» **Listed records**

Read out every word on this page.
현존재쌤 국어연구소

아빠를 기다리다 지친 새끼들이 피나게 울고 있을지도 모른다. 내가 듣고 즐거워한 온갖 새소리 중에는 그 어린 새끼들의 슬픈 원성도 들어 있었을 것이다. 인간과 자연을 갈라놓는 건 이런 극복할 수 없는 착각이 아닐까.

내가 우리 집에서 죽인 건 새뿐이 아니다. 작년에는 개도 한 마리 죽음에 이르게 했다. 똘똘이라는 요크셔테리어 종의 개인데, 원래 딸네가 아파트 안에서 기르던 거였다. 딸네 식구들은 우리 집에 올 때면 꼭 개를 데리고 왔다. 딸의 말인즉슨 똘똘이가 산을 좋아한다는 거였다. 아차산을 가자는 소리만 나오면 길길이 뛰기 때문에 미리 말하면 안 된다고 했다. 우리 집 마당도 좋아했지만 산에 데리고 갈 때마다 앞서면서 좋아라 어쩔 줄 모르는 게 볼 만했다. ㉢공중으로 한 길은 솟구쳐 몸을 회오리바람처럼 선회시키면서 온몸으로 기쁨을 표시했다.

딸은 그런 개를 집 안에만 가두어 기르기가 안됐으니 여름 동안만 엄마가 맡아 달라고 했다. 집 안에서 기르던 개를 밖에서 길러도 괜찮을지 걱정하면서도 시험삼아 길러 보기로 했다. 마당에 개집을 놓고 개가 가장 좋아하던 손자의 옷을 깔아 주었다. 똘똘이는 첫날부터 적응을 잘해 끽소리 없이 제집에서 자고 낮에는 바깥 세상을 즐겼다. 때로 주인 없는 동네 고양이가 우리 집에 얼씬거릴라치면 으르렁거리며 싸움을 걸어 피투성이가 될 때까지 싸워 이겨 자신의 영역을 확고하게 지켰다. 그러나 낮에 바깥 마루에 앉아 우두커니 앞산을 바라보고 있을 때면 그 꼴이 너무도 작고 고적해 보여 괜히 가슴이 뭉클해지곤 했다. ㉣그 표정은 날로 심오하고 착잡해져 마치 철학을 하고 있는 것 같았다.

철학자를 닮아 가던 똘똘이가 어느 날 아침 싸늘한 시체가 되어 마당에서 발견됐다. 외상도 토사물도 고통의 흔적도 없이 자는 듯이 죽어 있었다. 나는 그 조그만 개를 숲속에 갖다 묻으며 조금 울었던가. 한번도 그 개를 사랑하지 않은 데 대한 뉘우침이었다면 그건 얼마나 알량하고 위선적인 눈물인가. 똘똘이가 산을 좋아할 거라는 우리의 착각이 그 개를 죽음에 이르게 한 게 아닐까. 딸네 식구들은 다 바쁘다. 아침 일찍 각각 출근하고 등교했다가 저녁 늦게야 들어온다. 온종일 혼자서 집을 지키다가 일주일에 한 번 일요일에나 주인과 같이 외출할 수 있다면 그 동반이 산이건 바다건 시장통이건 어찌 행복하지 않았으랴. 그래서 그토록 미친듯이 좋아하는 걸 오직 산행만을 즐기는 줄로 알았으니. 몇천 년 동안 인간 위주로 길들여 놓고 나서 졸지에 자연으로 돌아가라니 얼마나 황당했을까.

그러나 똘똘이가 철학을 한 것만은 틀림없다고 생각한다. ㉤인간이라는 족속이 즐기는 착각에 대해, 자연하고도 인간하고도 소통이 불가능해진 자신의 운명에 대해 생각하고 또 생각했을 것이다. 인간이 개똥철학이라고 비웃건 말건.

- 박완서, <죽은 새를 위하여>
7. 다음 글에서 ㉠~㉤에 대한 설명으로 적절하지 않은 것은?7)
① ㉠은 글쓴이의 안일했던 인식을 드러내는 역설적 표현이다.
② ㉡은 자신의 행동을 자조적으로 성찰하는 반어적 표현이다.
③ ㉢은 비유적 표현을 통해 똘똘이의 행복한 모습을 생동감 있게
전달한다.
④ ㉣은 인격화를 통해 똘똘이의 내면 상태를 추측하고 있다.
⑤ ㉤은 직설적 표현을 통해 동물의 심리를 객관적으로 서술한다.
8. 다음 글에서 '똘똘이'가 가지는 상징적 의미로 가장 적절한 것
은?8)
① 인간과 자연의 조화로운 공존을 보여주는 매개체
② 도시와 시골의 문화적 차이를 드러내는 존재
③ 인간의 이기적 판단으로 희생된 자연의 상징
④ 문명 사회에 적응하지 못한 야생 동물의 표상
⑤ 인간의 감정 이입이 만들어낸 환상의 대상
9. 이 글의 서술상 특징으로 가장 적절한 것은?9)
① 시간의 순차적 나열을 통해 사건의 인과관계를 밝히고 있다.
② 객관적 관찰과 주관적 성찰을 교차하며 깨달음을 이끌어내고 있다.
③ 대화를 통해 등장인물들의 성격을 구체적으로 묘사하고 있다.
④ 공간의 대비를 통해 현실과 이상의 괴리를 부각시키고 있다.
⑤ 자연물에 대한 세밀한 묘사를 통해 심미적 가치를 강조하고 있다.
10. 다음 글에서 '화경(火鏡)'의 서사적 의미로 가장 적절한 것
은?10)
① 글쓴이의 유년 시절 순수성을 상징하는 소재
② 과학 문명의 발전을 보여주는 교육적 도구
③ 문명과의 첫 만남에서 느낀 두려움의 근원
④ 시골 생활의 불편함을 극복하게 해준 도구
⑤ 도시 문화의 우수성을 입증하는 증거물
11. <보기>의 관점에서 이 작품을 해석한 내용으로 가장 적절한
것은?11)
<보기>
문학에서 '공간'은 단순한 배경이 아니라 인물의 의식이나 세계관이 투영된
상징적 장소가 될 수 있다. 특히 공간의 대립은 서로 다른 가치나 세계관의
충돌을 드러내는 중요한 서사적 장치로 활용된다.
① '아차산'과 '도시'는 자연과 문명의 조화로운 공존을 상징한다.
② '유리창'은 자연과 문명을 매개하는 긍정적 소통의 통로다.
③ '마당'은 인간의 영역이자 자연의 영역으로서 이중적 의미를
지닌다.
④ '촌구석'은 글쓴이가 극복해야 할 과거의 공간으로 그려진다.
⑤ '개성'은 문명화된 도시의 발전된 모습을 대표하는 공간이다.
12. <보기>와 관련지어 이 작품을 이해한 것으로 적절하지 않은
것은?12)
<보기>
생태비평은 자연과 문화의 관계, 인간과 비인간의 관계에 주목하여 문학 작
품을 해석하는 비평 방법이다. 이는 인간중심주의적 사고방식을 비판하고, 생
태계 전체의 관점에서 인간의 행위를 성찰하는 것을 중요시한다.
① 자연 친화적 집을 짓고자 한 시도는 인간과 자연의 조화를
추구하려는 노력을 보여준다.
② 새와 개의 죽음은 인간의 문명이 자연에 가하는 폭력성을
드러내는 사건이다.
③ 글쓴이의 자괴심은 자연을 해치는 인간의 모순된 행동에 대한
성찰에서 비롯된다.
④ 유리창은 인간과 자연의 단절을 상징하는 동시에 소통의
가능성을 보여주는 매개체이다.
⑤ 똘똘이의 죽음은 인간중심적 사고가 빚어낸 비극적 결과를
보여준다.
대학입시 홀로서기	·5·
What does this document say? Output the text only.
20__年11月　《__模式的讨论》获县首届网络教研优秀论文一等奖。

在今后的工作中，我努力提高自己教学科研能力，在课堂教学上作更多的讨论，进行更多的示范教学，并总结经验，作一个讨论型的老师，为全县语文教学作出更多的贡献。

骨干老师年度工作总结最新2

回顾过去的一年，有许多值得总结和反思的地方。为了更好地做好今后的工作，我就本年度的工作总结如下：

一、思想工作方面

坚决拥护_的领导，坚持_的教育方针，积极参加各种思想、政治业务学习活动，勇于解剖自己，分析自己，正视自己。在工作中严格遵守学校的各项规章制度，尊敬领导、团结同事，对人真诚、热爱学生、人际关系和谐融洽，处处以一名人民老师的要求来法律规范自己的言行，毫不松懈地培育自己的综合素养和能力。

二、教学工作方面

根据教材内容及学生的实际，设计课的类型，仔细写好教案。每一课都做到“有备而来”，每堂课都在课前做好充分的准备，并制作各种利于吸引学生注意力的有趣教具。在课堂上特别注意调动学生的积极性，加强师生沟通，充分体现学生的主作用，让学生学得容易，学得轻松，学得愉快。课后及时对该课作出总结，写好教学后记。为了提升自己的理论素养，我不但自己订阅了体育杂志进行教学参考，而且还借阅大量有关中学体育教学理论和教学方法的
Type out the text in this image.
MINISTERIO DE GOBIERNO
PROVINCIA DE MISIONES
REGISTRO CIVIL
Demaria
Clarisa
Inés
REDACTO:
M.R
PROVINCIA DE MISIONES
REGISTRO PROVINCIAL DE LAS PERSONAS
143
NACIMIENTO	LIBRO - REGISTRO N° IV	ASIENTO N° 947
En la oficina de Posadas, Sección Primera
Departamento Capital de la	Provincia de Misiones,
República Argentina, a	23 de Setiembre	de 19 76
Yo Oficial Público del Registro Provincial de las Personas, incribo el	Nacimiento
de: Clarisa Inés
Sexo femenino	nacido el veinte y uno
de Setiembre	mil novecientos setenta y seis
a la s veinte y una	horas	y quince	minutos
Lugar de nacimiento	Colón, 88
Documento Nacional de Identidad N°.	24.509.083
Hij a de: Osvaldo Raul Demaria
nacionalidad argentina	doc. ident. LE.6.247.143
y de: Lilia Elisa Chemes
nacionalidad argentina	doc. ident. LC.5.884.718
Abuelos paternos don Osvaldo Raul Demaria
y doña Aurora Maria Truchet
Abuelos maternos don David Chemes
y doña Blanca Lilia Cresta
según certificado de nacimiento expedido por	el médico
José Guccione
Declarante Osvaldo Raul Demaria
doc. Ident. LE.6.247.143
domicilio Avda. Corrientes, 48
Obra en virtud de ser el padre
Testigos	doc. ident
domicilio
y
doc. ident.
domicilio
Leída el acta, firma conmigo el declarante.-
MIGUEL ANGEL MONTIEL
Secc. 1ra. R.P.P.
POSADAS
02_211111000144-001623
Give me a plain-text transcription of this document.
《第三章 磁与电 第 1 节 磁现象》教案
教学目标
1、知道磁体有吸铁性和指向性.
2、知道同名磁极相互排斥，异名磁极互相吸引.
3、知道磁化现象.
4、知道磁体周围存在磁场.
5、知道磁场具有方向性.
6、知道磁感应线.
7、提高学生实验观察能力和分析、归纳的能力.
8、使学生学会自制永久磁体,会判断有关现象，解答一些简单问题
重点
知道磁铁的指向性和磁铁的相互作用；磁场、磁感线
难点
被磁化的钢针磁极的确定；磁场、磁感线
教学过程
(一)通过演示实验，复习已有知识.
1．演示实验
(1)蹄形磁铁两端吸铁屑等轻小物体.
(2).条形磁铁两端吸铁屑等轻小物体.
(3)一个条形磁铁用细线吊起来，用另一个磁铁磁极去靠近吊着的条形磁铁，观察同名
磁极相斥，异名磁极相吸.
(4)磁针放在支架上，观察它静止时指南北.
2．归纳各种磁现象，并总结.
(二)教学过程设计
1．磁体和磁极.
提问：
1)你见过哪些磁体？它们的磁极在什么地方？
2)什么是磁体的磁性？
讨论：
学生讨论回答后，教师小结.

» **Directions for this task**
Say how many lines in the records contain the string "적절하지", and say nothing else.

» **Finished answer**
2